Given information:
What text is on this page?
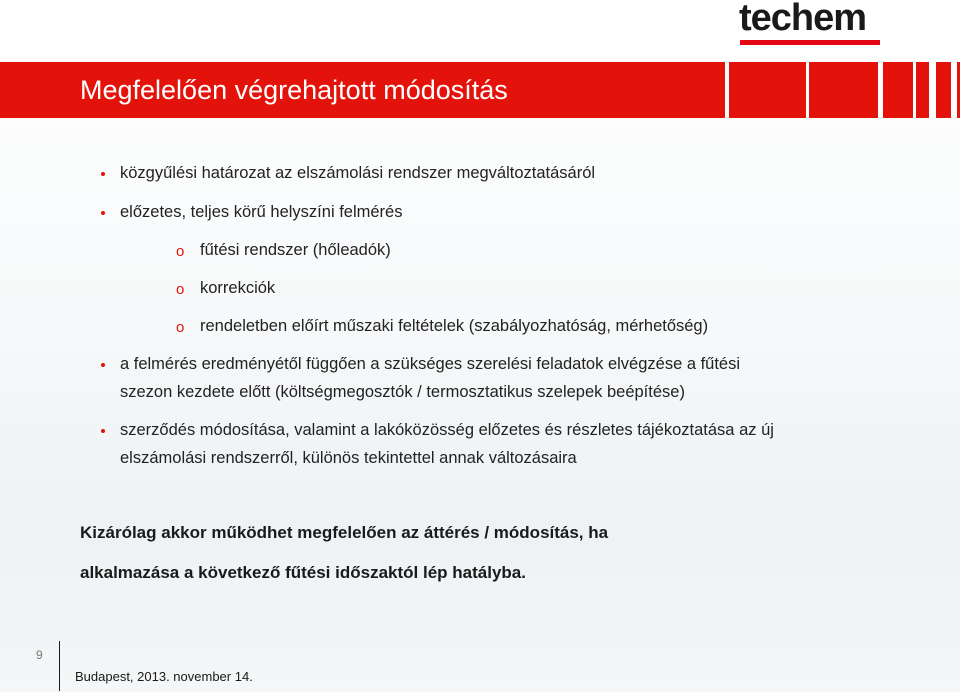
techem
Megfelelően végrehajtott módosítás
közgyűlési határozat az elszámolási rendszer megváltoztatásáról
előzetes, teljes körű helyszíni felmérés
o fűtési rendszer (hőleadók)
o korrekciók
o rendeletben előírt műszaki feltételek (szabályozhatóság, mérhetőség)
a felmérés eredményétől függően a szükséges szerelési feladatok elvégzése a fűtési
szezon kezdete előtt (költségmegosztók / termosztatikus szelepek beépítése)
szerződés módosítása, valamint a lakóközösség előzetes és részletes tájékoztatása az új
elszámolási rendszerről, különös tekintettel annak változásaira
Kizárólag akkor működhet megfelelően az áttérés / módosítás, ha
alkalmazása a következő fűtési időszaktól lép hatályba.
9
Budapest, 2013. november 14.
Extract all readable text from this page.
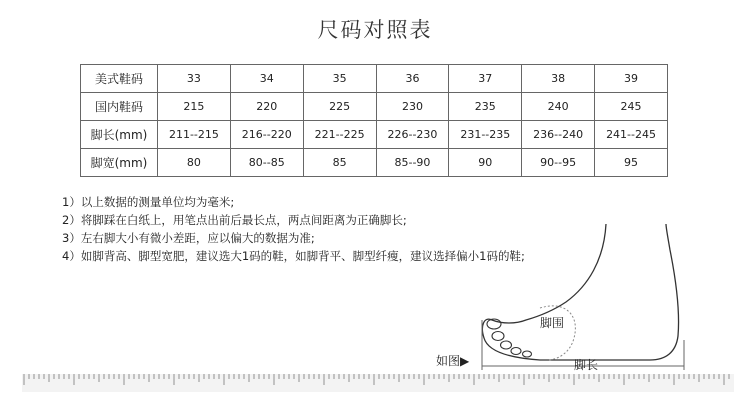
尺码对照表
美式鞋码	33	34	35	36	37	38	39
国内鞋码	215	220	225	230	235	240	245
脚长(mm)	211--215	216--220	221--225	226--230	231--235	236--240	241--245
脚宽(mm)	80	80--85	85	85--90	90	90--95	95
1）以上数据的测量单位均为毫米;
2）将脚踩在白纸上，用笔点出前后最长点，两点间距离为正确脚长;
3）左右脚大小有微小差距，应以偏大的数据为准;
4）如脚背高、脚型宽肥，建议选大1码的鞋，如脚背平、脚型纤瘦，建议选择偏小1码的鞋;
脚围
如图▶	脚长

Work required: Transcribe all of the material exactly, leaving out whatever pictures it contains.

Complete answer:
What text is on this page?
techem
Megfelelően végrehajtott módosítás
közgyűlési határozat az elszámolási rendszer megváltoztatásáról
előzetes, teljes körű helyszíni felmérés
o fűtési rendszer (hőleadók)
o korrekciók
o rendeletben előírt műszaki feltételek (szabályozhatóság, mérhetőség)
a felmérés eredményétől függően a szükséges szerelési feladatok elvégzése a fűtési
szezon kezdete előtt (költségmegosztók / termosztatikus szelepek beépítése)
szerződés módosítása, valamint a lakóközösség előzetes és részletes tájékoztatása az új
elszámolási rendszerről, különös tekintettel annak változásaira
Kizárólag akkor működhet megfelelően az áttérés / módosítás, ha
alkalmazása a következő fűtési időszaktól lép hatályba.
9
Budapest, 2013. november 14.
Extract all readable text from this page.
尺码对照表
美式鞋码	33	34	35	36	37	38	39
国内鞋码	215	220	225	230	235	240	245
脚长(mm)	211--215	216--220	221--225	226--230	231--235	236--240	241--245
脚宽(mm)	80	80--85	85	85--90	90	90--95	95
1）以上数据的测量单位均为毫米;
2）将脚踩在白纸上，用笔点出前后最长点，两点间距离为正确脚长;
3）左右脚大小有微小差距，应以偏大的数据为准;
4）如脚背高、脚型宽肥，建议选大1码的鞋，如脚背平、脚型纤瘦，建议选择偏小1码的鞋;
脚围
如图▶	脚长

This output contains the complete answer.